start Listed records

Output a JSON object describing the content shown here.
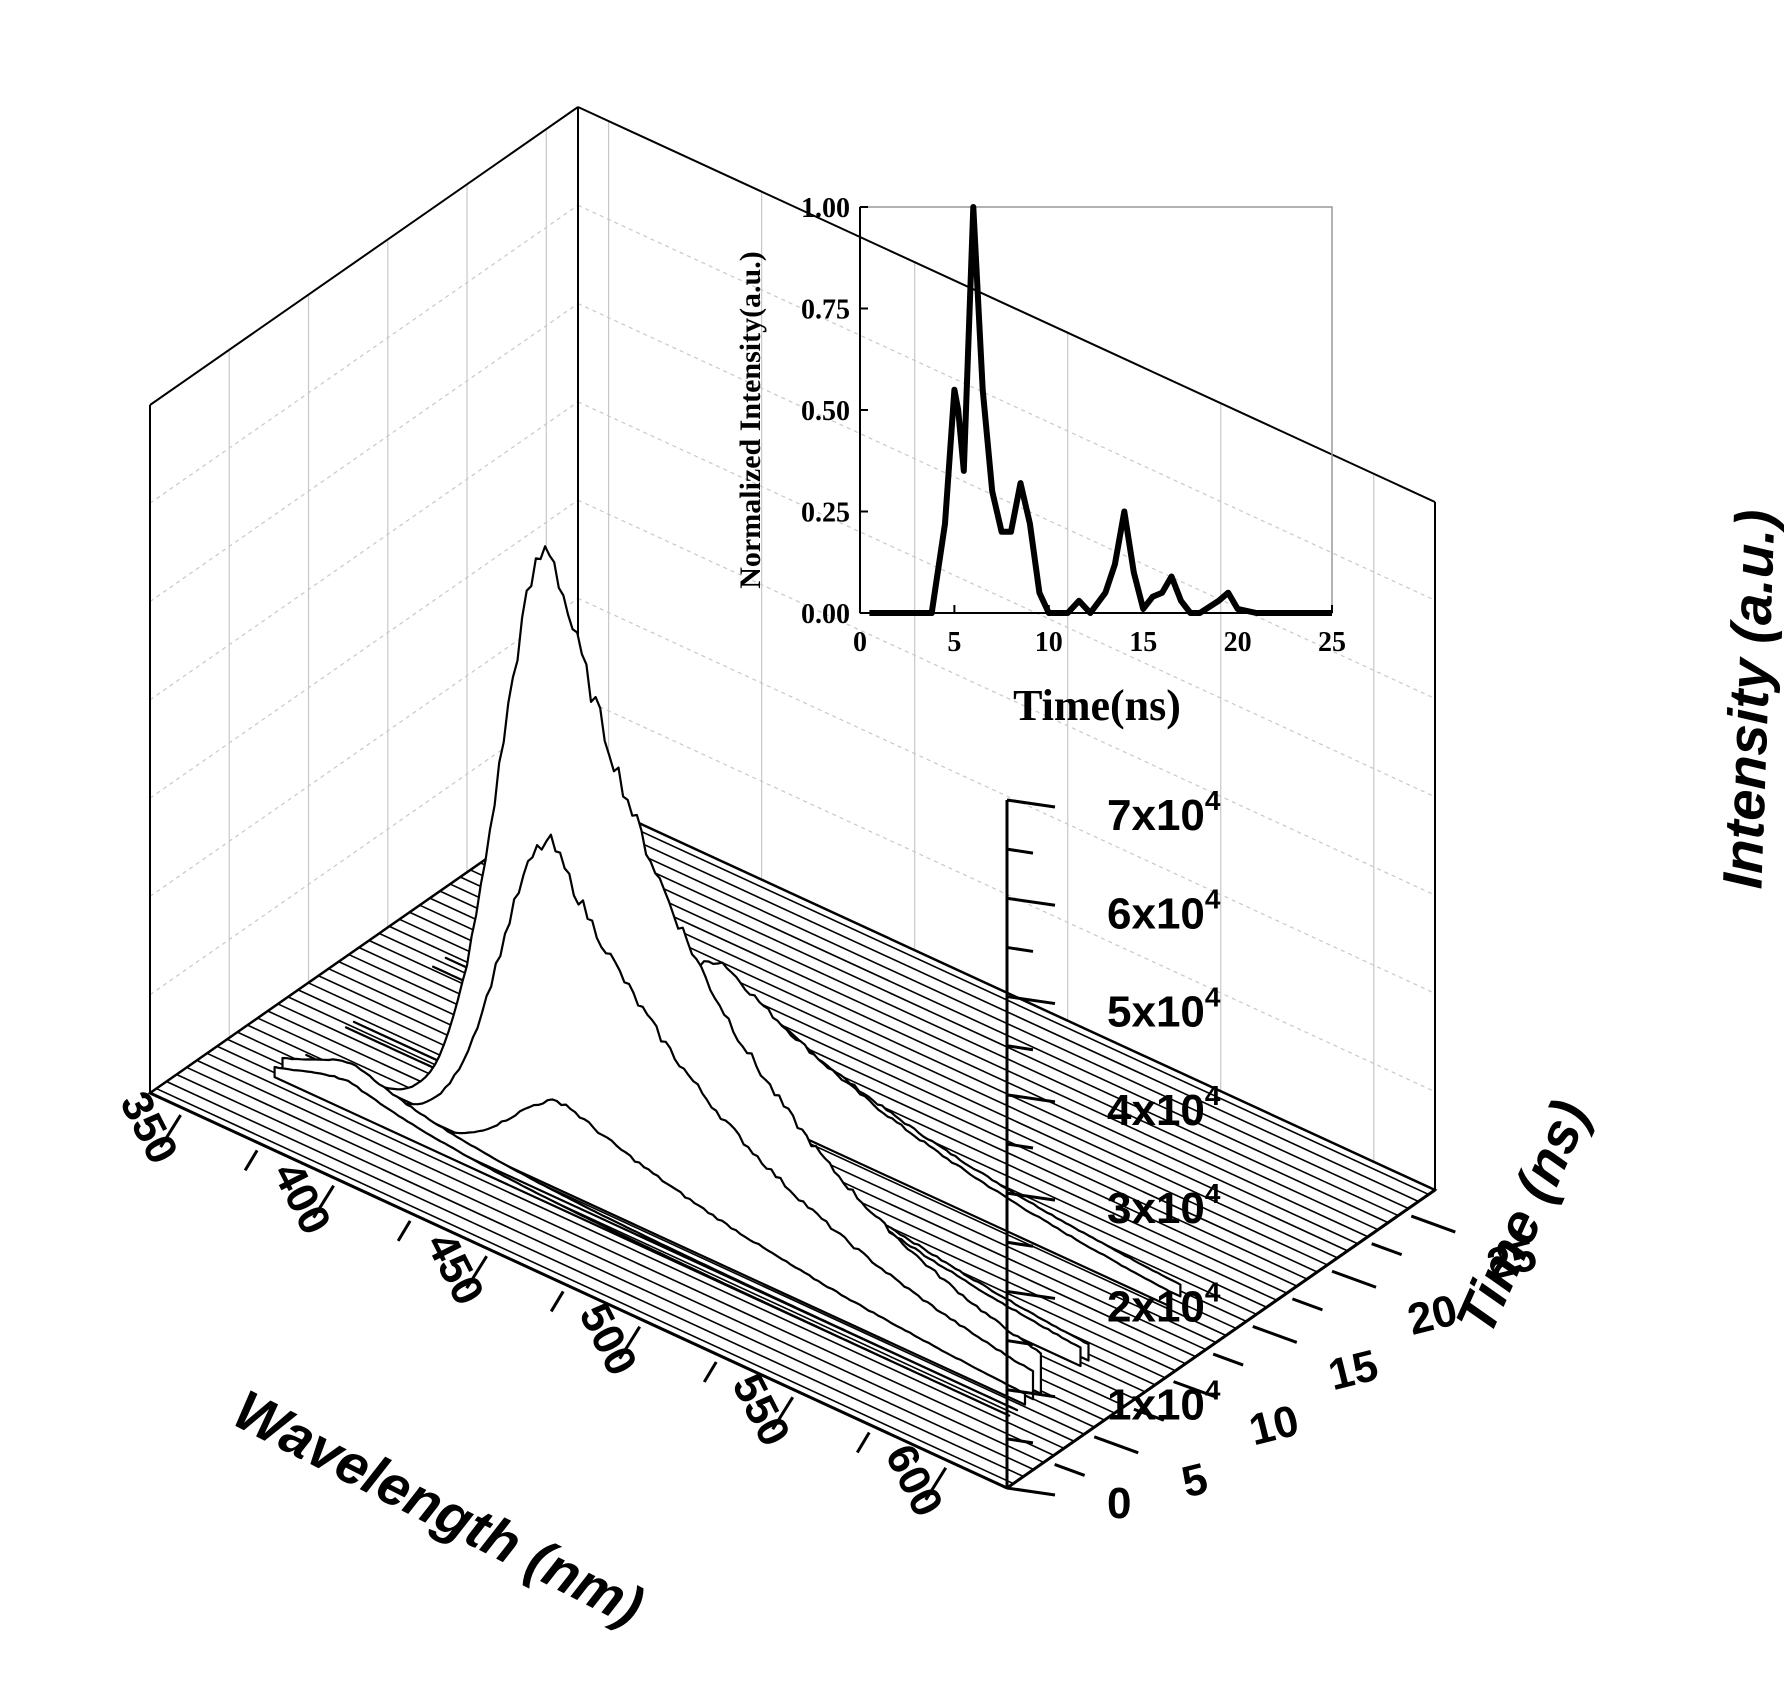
{
  "chart_data": [
    {
      "type": "waterfall-3d",
      "x_axis": {
        "label": "Wavelength (nm)",
        "ticks": [
          "350",
          "400",
          "450",
          "500",
          "550",
          "600"
        ],
        "range": [
          340,
          620
        ]
      },
      "z_axis": {
        "label": "Intensity (a.u.)",
        "ticks": [
          "0",
          "1x10",
          "2x10",
          "3x10",
          "4x10",
          "5x10",
          "6x10",
          "7x10"
        ],
        "tick_exponent": "4",
        "range": [
          0,
          70000
        ]
      },
      "y_axis": {
        "label": "Time (ns)",
        "ticks": [
          "5",
          "10",
          "15",
          "20",
          "25"
        ],
        "range": [
          0,
          27
        ]
      },
      "grid": true,
      "baseline_traces": 42,
      "series": [
        {
          "time": 6.0,
          "peak_wavelength": 440,
          "peak_intensity": 63000,
          "width": 130
        },
        {
          "time": 5.5,
          "peak_wavelength": 443,
          "peak_intensity": 34000,
          "width": 140
        },
        {
          "time": 8.5,
          "peak_wavelength": 455,
          "peak_intensity": 16000,
          "width": 150
        },
        {
          "time": 9.0,
          "peak_wavelength": 455,
          "peak_intensity": 14000,
          "width": 150
        },
        {
          "time": 14.0,
          "peak_wavelength": 455,
          "peak_intensity": 14000,
          "width": 145
        },
        {
          "time": 14.8,
          "peak_wavelength": 455,
          "peak_intensity": 11000,
          "width": 145
        },
        {
          "time": 5.0,
          "peak_wavelength": 450,
          "peak_intensity": 9000,
          "width": 160
        },
        {
          "time": 4.5,
          "peak_wavelength": 385,
          "peak_intensity": 4000,
          "width": 75
        },
        {
          "time": 4.0,
          "peak_wavelength": 385,
          "peak_intensity": 3000,
          "width": 75
        }
      ]
    },
    {
      "type": "line",
      "inset": true,
      "xlabel": "Time(ns)",
      "ylabel": "Normalized Intensity(a.u.)",
      "xlim": [
        0,
        25
      ],
      "ylim": [
        0,
        1.0
      ],
      "xticks": [
        "0",
        "5",
        "10",
        "15",
        "20",
        "25"
      ],
      "yticks": [
        "0.00",
        "0.25",
        "0.50",
        "0.75",
        "1.00"
      ],
      "series": [
        {
          "x": [
            0.5,
            3.8,
            4.5,
            5.0,
            5.2,
            5.5,
            6.0,
            6.5,
            7.0,
            7.5,
            8.0,
            8.5,
            9.0,
            9.5,
            10.0,
            11.0,
            11.6,
            12.2,
            13.0,
            13.5,
            14.0,
            14.5,
            15.0,
            15.5,
            16.0,
            16.5,
            17.0,
            17.5,
            18.0,
            19.0,
            19.5,
            20.0,
            21.0,
            25.0
          ],
          "y": [
            0.0,
            0.0,
            0.22,
            0.55,
            0.5,
            0.35,
            1.0,
            0.55,
            0.3,
            0.2,
            0.2,
            0.32,
            0.22,
            0.05,
            0.0,
            0.0,
            0.03,
            0.0,
            0.05,
            0.12,
            0.25,
            0.1,
            0.01,
            0.04,
            0.05,
            0.09,
            0.03,
            0.0,
            0.0,
            0.03,
            0.05,
            0.01,
            0.0,
            0.0
          ]
        }
      ]
    }
  ]
}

end Listed records

» **Goal**: Would you return the data exactly as written, without the pictures?

» **Complete output**:
Output a JSON object describing the content shown here.
{
  "chart_data": [
    {
      "type": "waterfall-3d",
      "x_axis": {
        "label": "Wavelength (nm)",
        "ticks": [
          "350",
          "400",
          "450",
          "500",
          "550",
          "600"
        ],
        "range": [
          340,
          620
        ]
      },
      "z_axis": {
        "label": "Intensity (a.u.)",
        "ticks": [
          "0",
          "1x10",
          "2x10",
          "3x10",
          "4x10",
          "5x10",
          "6x10",
          "7x10"
        ],
        "tick_exponent": "4",
        "range": [
          0,
          70000
        ]
      },
      "y_axis": {
        "label": "Time (ns)",
        "ticks": [
          "5",
          "10",
          "15",
          "20",
          "25"
        ],
        "range": [
          0,
          27
        ]
      },
      "grid": true,
      "baseline_traces": 42,
      "series": [
        {
          "time": 6.0,
          "peak_wavelength": 440,
          "peak_intensity": 63000,
          "width": 130
        },
        {
          "time": 5.5,
          "peak_wavelength": 443,
          "peak_intensity": 34000,
          "width": 140
        },
        {
          "time": 8.5,
          "peak_wavelength": 455,
          "peak_intensity": 16000,
          "width": 150
        },
        {
          "time": 9.0,
          "peak_wavelength": 455,
          "peak_intensity": 14000,
          "width": 150
        },
        {
          "time": 14.0,
          "peak_wavelength": 455,
          "peak_intensity": 14000,
          "width": 145
        },
        {
          "time": 14.8,
          "peak_wavelength": 455,
          "peak_intensity": 11000,
          "width": 145
        },
        {
          "time": 5.0,
          "peak_wavelength": 450,
          "peak_intensity": 9000,
          "width": 160
        },
        {
          "time": 4.5,
          "peak_wavelength": 385,
          "peak_intensity": 4000,
          "width": 75
        },
        {
          "time": 4.0,
          "peak_wavelength": 385,
          "peak_intensity": 3000,
          "width": 75
        }
      ]
    },
    {
      "type": "line",
      "inset": true,
      "xlabel": "Time(ns)",
      "ylabel": "Normalized Intensity(a.u.)",
      "xlim": [
        0,
        25
      ],
      "ylim": [
        0,
        1.0
      ],
      "xticks": [
        "0",
        "5",
        "10",
        "15",
        "20",
        "25"
      ],
      "yticks": [
        "0.00",
        "0.25",
        "0.50",
        "0.75",
        "1.00"
      ],
      "series": [
        {
          "x": [
            0.5,
            3.8,
            4.5,
            5.0,
            5.2,
            5.5,
            6.0,
            6.5,
            7.0,
            7.5,
            8.0,
            8.5,
            9.0,
            9.5,
            10.0,
            11.0,
            11.6,
            12.2,
            13.0,
            13.5,
            14.0,
            14.5,
            15.0,
            15.5,
            16.0,
            16.5,
            17.0,
            17.5,
            18.0,
            19.0,
            19.5,
            20.0,
            21.0,
            25.0
          ],
          "y": [
            0.0,
            0.0,
            0.22,
            0.55,
            0.5,
            0.35,
            1.0,
            0.55,
            0.3,
            0.2,
            0.2,
            0.32,
            0.22,
            0.05,
            0.0,
            0.0,
            0.03,
            0.0,
            0.05,
            0.12,
            0.25,
            0.1,
            0.01,
            0.04,
            0.05,
            0.09,
            0.03,
            0.0,
            0.0,
            0.03,
            0.05,
            0.01,
            0.0,
            0.0
          ]
        }
      ]
    }
  ]
}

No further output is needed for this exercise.